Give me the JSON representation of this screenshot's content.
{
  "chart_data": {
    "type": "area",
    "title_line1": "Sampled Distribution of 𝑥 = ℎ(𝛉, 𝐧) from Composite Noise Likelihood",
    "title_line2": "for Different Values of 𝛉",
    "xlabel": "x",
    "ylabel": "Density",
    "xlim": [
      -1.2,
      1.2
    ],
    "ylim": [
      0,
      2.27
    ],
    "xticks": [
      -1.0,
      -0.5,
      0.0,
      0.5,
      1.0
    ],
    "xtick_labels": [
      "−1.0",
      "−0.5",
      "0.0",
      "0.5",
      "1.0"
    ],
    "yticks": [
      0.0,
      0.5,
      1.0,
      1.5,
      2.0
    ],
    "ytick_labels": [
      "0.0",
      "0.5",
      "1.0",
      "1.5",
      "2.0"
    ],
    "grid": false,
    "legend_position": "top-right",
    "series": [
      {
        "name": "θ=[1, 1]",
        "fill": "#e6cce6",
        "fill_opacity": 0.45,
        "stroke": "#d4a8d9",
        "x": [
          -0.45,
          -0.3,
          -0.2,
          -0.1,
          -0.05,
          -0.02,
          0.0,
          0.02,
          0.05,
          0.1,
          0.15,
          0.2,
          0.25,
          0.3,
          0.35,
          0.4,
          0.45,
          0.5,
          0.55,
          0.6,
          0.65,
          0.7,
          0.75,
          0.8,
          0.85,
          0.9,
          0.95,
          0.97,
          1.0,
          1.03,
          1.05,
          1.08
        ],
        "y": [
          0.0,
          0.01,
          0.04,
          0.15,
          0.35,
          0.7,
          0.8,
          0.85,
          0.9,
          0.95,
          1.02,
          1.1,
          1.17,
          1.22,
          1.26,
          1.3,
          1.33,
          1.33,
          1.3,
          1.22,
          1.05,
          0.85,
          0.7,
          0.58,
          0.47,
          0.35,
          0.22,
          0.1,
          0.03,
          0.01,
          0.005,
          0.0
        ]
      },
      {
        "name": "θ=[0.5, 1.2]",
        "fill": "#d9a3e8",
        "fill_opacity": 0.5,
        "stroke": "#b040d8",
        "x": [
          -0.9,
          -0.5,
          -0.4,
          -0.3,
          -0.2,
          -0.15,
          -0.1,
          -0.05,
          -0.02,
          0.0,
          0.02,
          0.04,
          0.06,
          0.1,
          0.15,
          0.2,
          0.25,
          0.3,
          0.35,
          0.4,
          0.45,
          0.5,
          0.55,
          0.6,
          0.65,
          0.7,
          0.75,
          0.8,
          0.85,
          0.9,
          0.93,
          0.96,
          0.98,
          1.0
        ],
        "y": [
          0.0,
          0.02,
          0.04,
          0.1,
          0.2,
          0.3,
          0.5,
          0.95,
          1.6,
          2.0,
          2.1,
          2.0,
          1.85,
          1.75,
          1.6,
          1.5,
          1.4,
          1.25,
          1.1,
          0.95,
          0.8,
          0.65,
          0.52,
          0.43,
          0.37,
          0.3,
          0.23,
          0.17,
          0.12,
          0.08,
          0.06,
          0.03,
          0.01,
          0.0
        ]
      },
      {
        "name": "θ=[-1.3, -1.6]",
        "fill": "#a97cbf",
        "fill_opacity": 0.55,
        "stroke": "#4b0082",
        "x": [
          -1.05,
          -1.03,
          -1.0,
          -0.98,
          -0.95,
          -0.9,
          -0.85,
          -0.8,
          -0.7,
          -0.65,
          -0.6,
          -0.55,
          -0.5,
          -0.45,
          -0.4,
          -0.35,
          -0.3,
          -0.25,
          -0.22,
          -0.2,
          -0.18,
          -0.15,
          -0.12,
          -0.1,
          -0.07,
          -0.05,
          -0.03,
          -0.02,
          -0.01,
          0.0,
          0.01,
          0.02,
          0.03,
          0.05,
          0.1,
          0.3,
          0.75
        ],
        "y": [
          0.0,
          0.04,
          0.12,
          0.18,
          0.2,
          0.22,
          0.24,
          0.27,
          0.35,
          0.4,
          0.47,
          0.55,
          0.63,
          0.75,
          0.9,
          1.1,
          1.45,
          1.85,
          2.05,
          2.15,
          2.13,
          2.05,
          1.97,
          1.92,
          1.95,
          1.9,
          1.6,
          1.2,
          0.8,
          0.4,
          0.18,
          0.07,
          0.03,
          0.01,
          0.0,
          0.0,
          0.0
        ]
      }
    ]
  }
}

-- -- --

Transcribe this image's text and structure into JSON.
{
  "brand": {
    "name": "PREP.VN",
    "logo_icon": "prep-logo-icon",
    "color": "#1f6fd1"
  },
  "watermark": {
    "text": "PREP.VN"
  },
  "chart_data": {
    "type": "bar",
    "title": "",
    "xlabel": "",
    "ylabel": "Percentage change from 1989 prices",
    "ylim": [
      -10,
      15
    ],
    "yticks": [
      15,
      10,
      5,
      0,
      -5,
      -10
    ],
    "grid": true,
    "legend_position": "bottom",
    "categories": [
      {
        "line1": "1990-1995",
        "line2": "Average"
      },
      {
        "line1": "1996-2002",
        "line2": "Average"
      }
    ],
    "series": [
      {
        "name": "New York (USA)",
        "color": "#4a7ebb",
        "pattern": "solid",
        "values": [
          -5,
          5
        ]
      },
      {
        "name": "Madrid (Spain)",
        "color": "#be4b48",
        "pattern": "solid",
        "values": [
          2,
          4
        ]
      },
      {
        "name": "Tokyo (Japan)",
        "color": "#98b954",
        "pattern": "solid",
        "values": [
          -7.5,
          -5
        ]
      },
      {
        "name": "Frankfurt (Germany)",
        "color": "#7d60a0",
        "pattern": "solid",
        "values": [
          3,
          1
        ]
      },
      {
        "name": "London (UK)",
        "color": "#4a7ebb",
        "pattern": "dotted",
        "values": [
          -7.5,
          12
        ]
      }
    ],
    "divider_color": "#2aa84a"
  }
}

-- -- --

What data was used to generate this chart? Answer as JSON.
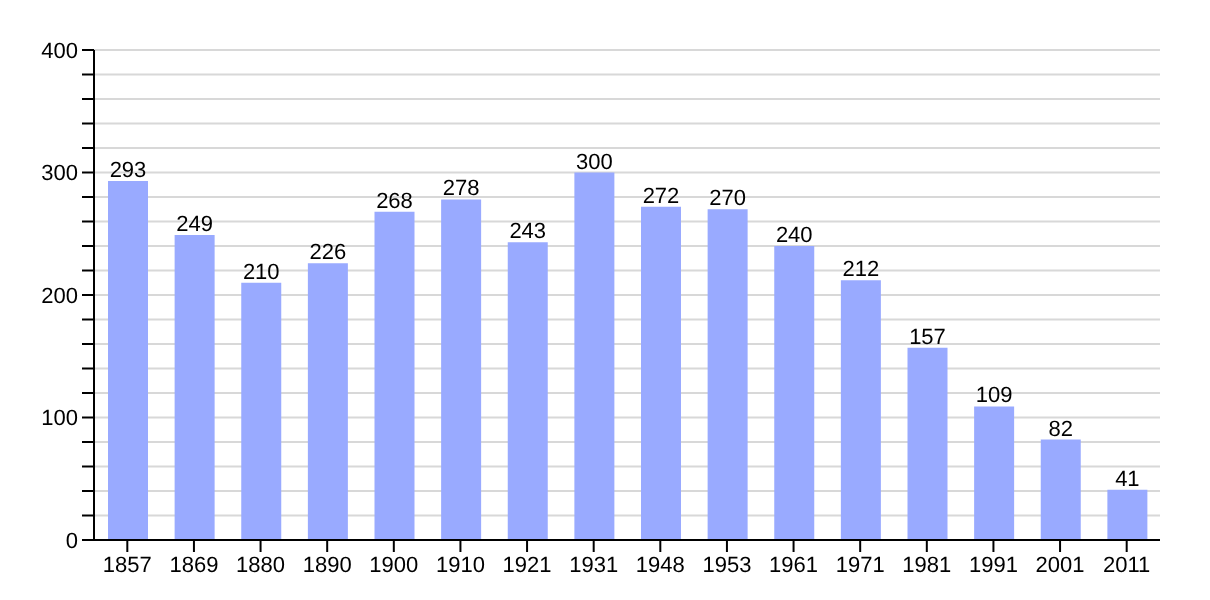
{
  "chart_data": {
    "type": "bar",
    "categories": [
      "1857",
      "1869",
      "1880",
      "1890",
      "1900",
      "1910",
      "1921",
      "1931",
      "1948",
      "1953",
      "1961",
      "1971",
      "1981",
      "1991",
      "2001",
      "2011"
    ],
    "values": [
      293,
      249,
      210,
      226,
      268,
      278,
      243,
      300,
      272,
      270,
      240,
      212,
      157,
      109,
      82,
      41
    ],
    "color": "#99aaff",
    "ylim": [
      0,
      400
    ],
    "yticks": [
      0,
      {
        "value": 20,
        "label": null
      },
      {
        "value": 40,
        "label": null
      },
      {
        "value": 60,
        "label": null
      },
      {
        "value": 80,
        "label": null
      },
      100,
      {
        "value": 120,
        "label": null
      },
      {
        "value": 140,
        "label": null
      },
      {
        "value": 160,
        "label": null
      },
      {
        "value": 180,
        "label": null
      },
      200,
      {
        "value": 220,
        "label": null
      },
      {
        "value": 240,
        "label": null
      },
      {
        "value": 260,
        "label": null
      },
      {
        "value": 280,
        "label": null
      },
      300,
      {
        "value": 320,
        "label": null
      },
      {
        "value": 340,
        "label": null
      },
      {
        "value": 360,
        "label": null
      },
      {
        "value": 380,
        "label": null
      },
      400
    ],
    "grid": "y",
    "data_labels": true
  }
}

-- -- --

**What to work on:** Find every line that holds "text" and copy it.

**Response:**
Transcribe this image's text and structure into JSON.
    "text": "PREP.VN"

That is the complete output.